AIM OF THE TASK:
Locate the string "name" throughout the material and copy every line in which it occurs.

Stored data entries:
####################
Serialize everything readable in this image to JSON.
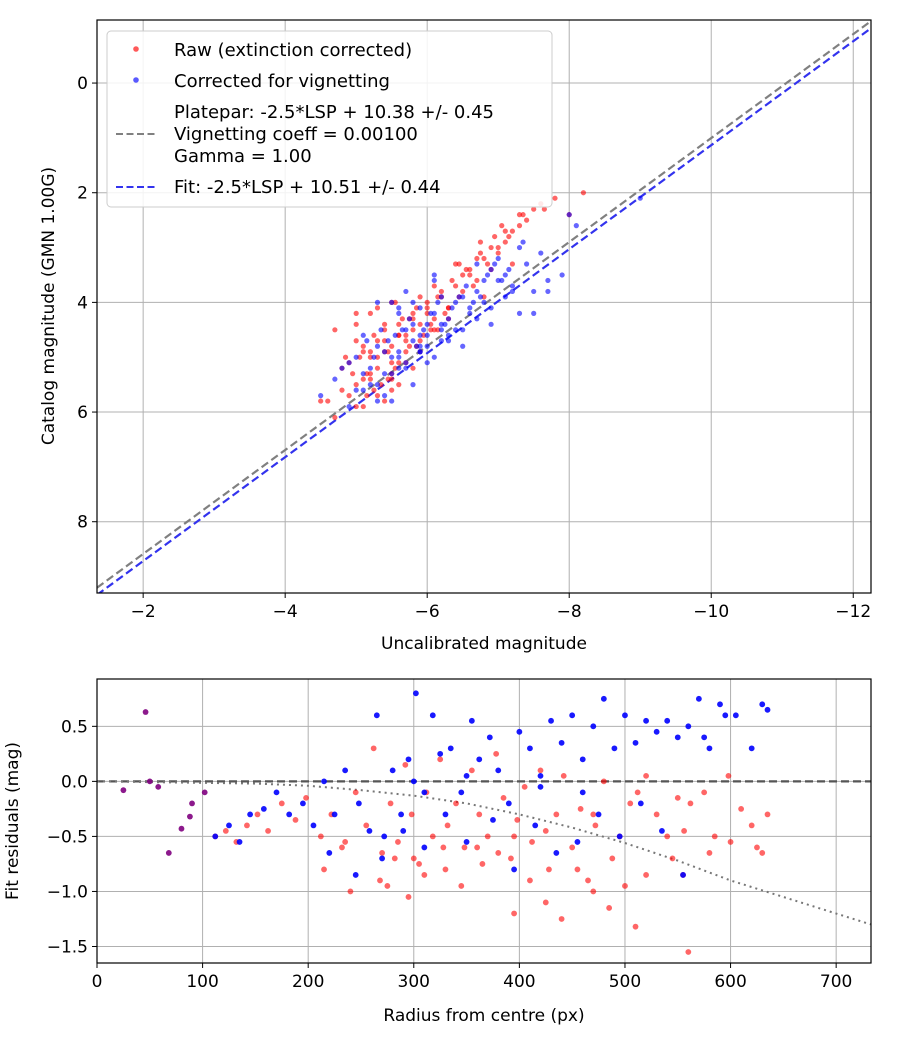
{
  "figure": {
    "background": "#ffffff",
    "grid_color": "#b0b0b0"
  },
  "chart_data": [
    {
      "type": "scatter",
      "id": "top",
      "title": "",
      "xlabel": "Uncalibrated magnitude",
      "ylabel": "Catalog magnitude (GMN 1.00G)",
      "xlim": [
        -1.35,
        -12.25
      ],
      "ylim": [
        9.3,
        -1.15
      ],
      "xticks": [
        -2,
        -4,
        -6,
        -8,
        -10,
        -12
      ],
      "xtick_labels": [
        "−2",
        "−4",
        "−6",
        "−8",
        "−10",
        "−12"
      ],
      "yticks": [
        0,
        2,
        4,
        6,
        8
      ],
      "ytick_labels": [
        "0",
        "2",
        "4",
        "6",
        "8"
      ],
      "grid": true,
      "legend_position": "upper-left",
      "legend": [
        {
          "kind": "marker",
          "color": "#ff0000",
          "label": "Raw (extinction corrected)"
        },
        {
          "kind": "marker",
          "color": "#0000ff",
          "label": "Corrected for vignetting"
        },
        {
          "kind": "line",
          "color": "#808080",
          "dash": "dashed",
          "lines": [
            "Platepar: -2.5*LSP + 10.38 +/- 0.45",
            "Vignetting coeff = 0.00100",
            "Gamma = 1.00"
          ]
        },
        {
          "kind": "line",
          "color": "#3333ee",
          "dash": "dashed",
          "lines": [
            "Fit: -2.5*LSP + 10.51 +/- 0.44"
          ]
        }
      ],
      "lines": [
        {
          "name": "platepar-line",
          "color": "#808080",
          "x": [
            -1.35,
            -12.25
          ],
          "y": [
            9.204,
            -1.13
          ]
        },
        {
          "name": "fit-line",
          "color": "#3333ee",
          "x": [
            -1.35,
            -12.25
          ],
          "y": [
            9.334,
            -1.0
          ]
        }
      ],
      "series": [
        {
          "name": "Raw (extinction corrected)",
          "color": "#ff0000",
          "x": [
            -4.8,
            -5.0,
            -5.1,
            -5.2,
            -5.3,
            -5.4,
            -5.5,
            -5.6,
            -4.9,
            -5.0,
            -5.1,
            -5.2,
            -5.3,
            -5.4,
            -5.5,
            -5.6,
            -5.7,
            -5.8,
            -5.9,
            -6.0,
            -6.1,
            -6.2,
            -6.3,
            -6.4,
            -6.5,
            -6.6,
            -6.7,
            -6.8,
            -6.9,
            -7.0,
            -7.1,
            -7.2,
            -7.3,
            -7.4,
            -7.6,
            -7.8,
            -5.05,
            -5.15,
            -5.25,
            -5.35,
            -5.45,
            -5.55,
            -5.65,
            -5.75,
            -5.85,
            -5.95,
            -6.05,
            -6.15,
            -6.25,
            -6.35,
            -6.45,
            -6.55,
            -6.65,
            -6.75,
            -6.85,
            -6.95,
            -4.6,
            -4.7,
            -4.8,
            -4.9,
            -5.0,
            -5.1,
            -5.2,
            -5.3,
            -5.4,
            -5.5,
            -5.6,
            -5.7,
            -5.8,
            -5.9,
            -6.0,
            -6.1,
            -6.2,
            -6.3,
            -6.5,
            -6.7,
            -6.9,
            -7.1,
            -7.3,
            -7.5,
            -5.2,
            -5.4,
            -5.6,
            -5.8,
            -6.0,
            -5.3,
            -5.5,
            -5.7,
            -5.9,
            -6.1,
            -5.0,
            -5.2,
            -5.4,
            -5.6,
            -5.8,
            -5.1,
            -5.3,
            -5.5,
            -5.7,
            -5.9,
            -4.95,
            -5.25,
            -5.55,
            -5.85,
            -6.15,
            -6.45,
            -6.75,
            -7.05,
            -7.35,
            -7.65,
            -8.0,
            -8.2,
            -4.5,
            -4.7,
            -5.0,
            -5.5,
            -6.3,
            -6.8,
            -7.2,
            -4.85,
            -5.45,
            -6.05,
            -6.6,
            -7.15,
            -5.15,
            -5.75,
            -6.4,
            -7.0
          ],
          "y": [
            5.2,
            5.5,
            4.8,
            5.3,
            5.0,
            4.7,
            5.6,
            5.1,
            5.7,
            5.9,
            5.4,
            4.9,
            5.2,
            4.5,
            4.8,
            4.4,
            4.6,
            4.3,
            4.7,
            4.2,
            4.5,
            3.9,
            4.1,
            3.7,
            3.8,
            3.5,
            3.6,
            3.2,
            3.4,
            3.0,
            2.9,
            2.7,
            2.6,
            2.5,
            2.2,
            2.1,
            5.0,
            5.3,
            4.6,
            5.5,
            4.9,
            5.2,
            4.3,
            4.8,
            4.1,
            4.6,
            4.4,
            3.9,
            4.2,
            3.6,
            3.9,
            3.4,
            3.7,
            3.1,
            3.3,
            2.8,
            5.8,
            6.1,
            5.6,
            5.1,
            4.7,
            5.9,
            5.0,
            5.7,
            4.4,
            5.4,
            4.6,
            5.1,
            4.2,
            4.9,
            4.0,
            4.3,
            3.8,
            4.1,
            3.5,
            3.2,
            3.0,
            2.7,
            2.4,
            2.3,
            5.4,
            4.9,
            4.6,
            4.5,
            4.1,
            4.7,
            5.3,
            4.9,
            4.4,
            3.7,
            4.4,
            4.2,
            5.8,
            5.5,
            5.2,
            4.9,
            4.1,
            5.1,
            4.7,
            3.9,
            5.3,
            5.6,
            4.0,
            4.8,
            4.5,
            3.3,
            2.9,
            2.6,
            2.4,
            2.3,
            2.4,
            2.0,
            5.8,
            4.5,
            4.2,
            4.0,
            4.3,
            3.9,
            3.3,
            5.0,
            5.4,
            4.5,
            3.4,
            2.8,
            5.7,
            4.3,
            3.3,
            3.1
          ]
        },
        {
          "name": "Corrected for vignetting",
          "color": "#0000ff",
          "x": [
            -4.5,
            -4.7,
            -4.9,
            -5.1,
            -5.3,
            -5.5,
            -5.7,
            -5.9,
            -6.1,
            -6.3,
            -6.5,
            -6.7,
            -6.9,
            -7.1,
            -7.3,
            -7.5,
            -7.7,
            -7.9,
            -8.1,
            -9.0,
            -4.8,
            -5.0,
            -5.2,
            -5.4,
            -5.6,
            -5.8,
            -6.0,
            -6.2,
            -6.4,
            -6.6,
            -6.8,
            -7.0,
            -7.2,
            -7.4,
            -7.6,
            -4.9,
            -5.1,
            -5.3,
            -5.5,
            -5.7,
            -5.9,
            -6.1,
            -6.3,
            -6.5,
            -6.7,
            -6.9,
            -7.1,
            -7.3,
            -5.0,
            -5.2,
            -5.4,
            -5.6,
            -5.8,
            -6.0,
            -6.2,
            -6.4,
            -6.6,
            -6.8,
            -7.0,
            -5.15,
            -5.35,
            -5.55,
            -5.75,
            -5.95,
            -6.15,
            -6.35,
            -6.55,
            -6.75,
            -6.95,
            -7.15,
            -7.35,
            -5.25,
            -5.45,
            -5.65,
            -5.85,
            -6.05,
            -6.25,
            -6.45,
            -6.65,
            -6.85,
            -7.05,
            -5.6,
            -5.8,
            -6.0,
            -6.2,
            -5.5,
            -5.7,
            -5.9,
            -6.1,
            -5.3,
            -5.4,
            -5.5,
            -5.6,
            -5.7,
            -5.8,
            -5.9,
            -6.0,
            -6.1,
            -6.3,
            -6.5,
            -6.7,
            -6.9,
            -7.2,
            -7.5,
            -7.7,
            -8.0,
            -5.1,
            -5.3,
            -5.6,
            -5.9,
            -6.2
          ],
          "y": [
            5.7,
            5.4,
            5.9,
            5.6,
            5.8,
            5.3,
            5.1,
            4.9,
            5.0,
            4.6,
            4.8,
            4.3,
            4.1,
            3.9,
            4.2,
            3.8,
            3.6,
            3.5,
            2.6,
            2.1,
            5.2,
            5.0,
            5.5,
            4.9,
            5.2,
            4.7,
            4.8,
            4.4,
            4.5,
            4.1,
            4.0,
            3.6,
            3.7,
            3.3,
            3.1,
            5.1,
            5.3,
            4.8,
            5.0,
            4.5,
            4.6,
            4.2,
            4.3,
            3.9,
            3.8,
            3.4,
            3.5,
            3.0,
            5.6,
            5.2,
            5.3,
            4.9,
            4.4,
            4.6,
            4.7,
            4.0,
            4.2,
            3.6,
            3.2,
            4.7,
            4.5,
            4.6,
            4.3,
            4.5,
            4.0,
            4.1,
            3.7,
            3.9,
            3.3,
            3.4,
            2.9,
            5.0,
            4.7,
            4.5,
            4.8,
            4.2,
            4.4,
            3.9,
            4.0,
            3.5,
            3.6,
            4.2,
            4.0,
            4.4,
            3.9,
            4.0,
            3.8,
            4.1,
            3.6,
            5.5,
            5.7,
            5.8,
            4.1,
            5.2,
            5.5,
            4.9,
            5.1,
            3.5,
            4.7,
            4.5,
            3.3,
            4.4,
            3.8,
            4.2,
            3.8,
            2.4,
            4.6,
            4.0,
            5.0,
            4.8,
            4.5
          ]
        }
      ]
    },
    {
      "type": "scatter",
      "id": "bottom",
      "title": "",
      "xlabel": "Radius from centre (px)",
      "ylabel": "Fit residuals (mag)",
      "xlim": [
        0,
        733
      ],
      "ylim": [
        -1.65,
        0.93
      ],
      "xticks": [
        0,
        100,
        200,
        300,
        400,
        500,
        600,
        700
      ],
      "xtick_labels": [
        "0",
        "100",
        "200",
        "300",
        "400",
        "500",
        "600",
        "700"
      ],
      "yticks": [
        -1.5,
        -1.0,
        -0.5,
        0.0,
        0.5
      ],
      "ytick_labels": [
        "−1.5",
        "−1.0",
        "−0.5",
        "0.0",
        "0.5"
      ],
      "grid": true,
      "reference_lines": [
        {
          "name": "zero-residual-line",
          "color": "#555555",
          "dash": "dashed",
          "x": [
            0,
            733
          ],
          "y": [
            0,
            0
          ]
        },
        {
          "name": "vignetting-curve",
          "color": "#777777",
          "dash": "dotted",
          "x": [
            0,
            150,
            200,
            250,
            300,
            350,
            400,
            450,
            500,
            550,
            600,
            650,
            733
          ],
          "y": [
            0,
            -0.02,
            -0.04,
            -0.08,
            -0.13,
            -0.2,
            -0.3,
            -0.42,
            -0.56,
            -0.72,
            -0.9,
            -1.05,
            -1.3
          ]
        }
      ],
      "series": [
        {
          "name": "Raw residuals",
          "color": "#ff0000",
          "x": [
            112,
            122,
            132,
            142,
            152,
            162,
            175,
            188,
            198,
            212,
            222,
            232,
            245,
            255,
            262,
            270,
            278,
            285,
            292,
            298,
            305,
            312,
            318,
            325,
            332,
            340,
            348,
            355,
            362,
            370,
            378,
            385,
            392,
            398,
            405,
            412,
            420,
            428,
            435,
            442,
            450,
            458,
            465,
            472,
            480,
            488,
            495,
            505,
            512,
            520,
            530,
            540,
            550,
            556,
            562,
            575,
            585,
            598,
            610,
            625,
            635,
            215,
            235,
            268,
            282,
            295,
            310,
            328,
            345,
            365,
            380,
            395,
            410,
            425,
            440,
            455,
            470,
            485,
            500,
            520,
            545,
            560,
            580,
            600,
            620,
            630,
            240,
            275,
            300,
            330,
            360,
            395,
            425,
            470,
            510,
            555
          ],
          "y": [
            -0.5,
            -0.45,
            -0.55,
            -0.4,
            -0.3,
            -0.45,
            -0.2,
            -0.35,
            -0.15,
            -0.5,
            -0.3,
            -0.6,
            -0.1,
            -0.4,
            0.3,
            -0.65,
            -0.2,
            -0.55,
            0.15,
            -0.3,
            -0.75,
            -0.1,
            -0.5,
            0.2,
            -0.4,
            -0.2,
            -0.6,
            0.1,
            -0.3,
            -0.5,
            0.25,
            -0.15,
            -0.7,
            -0.35,
            -0.05,
            -0.55,
            0.1,
            -0.8,
            -0.3,
            0.05,
            -0.6,
            -0.25,
            -0.9,
            -0.4,
            0.0,
            -0.7,
            -0.5,
            -0.2,
            -0.1,
            0.05,
            -0.3,
            -0.5,
            -0.15,
            -0.45,
            -0.2,
            -0.1,
            -0.5,
            0.05,
            -0.25,
            -0.6,
            -0.3,
            -0.8,
            -0.55,
            -0.9,
            -0.7,
            -1.05,
            -0.85,
            -0.6,
            -0.95,
            -0.75,
            -0.65,
            -1.2,
            -0.9,
            -1.1,
            -1.25,
            -0.8,
            -1.0,
            -1.15,
            -0.95,
            -0.85,
            -0.7,
            -1.55,
            -0.65,
            -0.55,
            -0.4,
            -0.65,
            -1.0,
            -0.95,
            -0.7,
            -0.8,
            -0.6,
            -0.5,
            -0.45,
            -0.3,
            -1.32,
            -0.85
          ]
        },
        {
          "name": "Corrected residuals",
          "color": "#0000ff",
          "x": [
            112,
            125,
            135,
            145,
            158,
            170,
            182,
            195,
            205,
            215,
            225,
            235,
            248,
            258,
            265,
            272,
            280,
            288,
            295,
            302,
            310,
            318,
            325,
            335,
            345,
            355,
            362,
            372,
            380,
            390,
            400,
            410,
            420,
            430,
            440,
            450,
            460,
            470,
            480,
            490,
            500,
            510,
            520,
            530,
            540,
            550,
            560,
            570,
            580,
            590,
            605,
            620,
            630,
            635,
            220,
            245,
            270,
            290,
            310,
            330,
            350,
            375,
            395,
            415,
            435,
            455,
            475,
            495,
            515,
            535,
            555,
            575,
            595,
            300,
            350,
            420,
            460
          ],
          "y": [
            -0.5,
            -0.4,
            -0.55,
            -0.3,
            -0.25,
            -0.1,
            -0.3,
            -0.2,
            -0.4,
            0.0,
            -0.3,
            0.1,
            -0.2,
            -0.45,
            0.6,
            -0.5,
            0.1,
            -0.3,
            0.2,
            0.8,
            -0.1,
            0.6,
            0.25,
            0.3,
            -0.1,
            0.55,
            0.2,
            0.4,
            0.1,
            -0.2,
            0.45,
            0.3,
            0.05,
            0.55,
            0.35,
            0.6,
            0.2,
            0.5,
            0.75,
            0.3,
            0.6,
            0.35,
            0.55,
            0.45,
            0.55,
            0.4,
            0.5,
            0.75,
            0.3,
            0.7,
            0.6,
            0.3,
            0.7,
            0.65,
            -0.65,
            -0.85,
            -0.7,
            -0.45,
            -0.6,
            -0.3,
            -0.55,
            -0.35,
            -0.8,
            -0.4,
            -0.65,
            -0.55,
            -0.3,
            -0.5,
            -0.2,
            -0.45,
            -0.85,
            0.4,
            0.6,
            0.0,
            0.05,
            -0.05,
            -0.1
          ]
        },
        {
          "name": "Overlapping residuals",
          "color": "#800080",
          "x": [
            25,
            46,
            50,
            58,
            68,
            80,
            88,
            90,
            102
          ],
          "y": [
            -0.08,
            0.63,
            0.0,
            -0.05,
            -0.65,
            -0.43,
            -0.32,
            -0.2,
            -0.1
          ]
        }
      ]
    }
  ]
}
####################
THE RESULT:
          "name": "platepar-line",
          "name": "fit-line",
          "name": "Raw (extinction corrected)",
          "name": "Corrected for vignetting",
          "name": "zero-residual-line",
          "name": "vignetting-curve",
          "name": "Raw residuals",
          "name": "Corrected residuals",
          "name": "Overlapping residuals",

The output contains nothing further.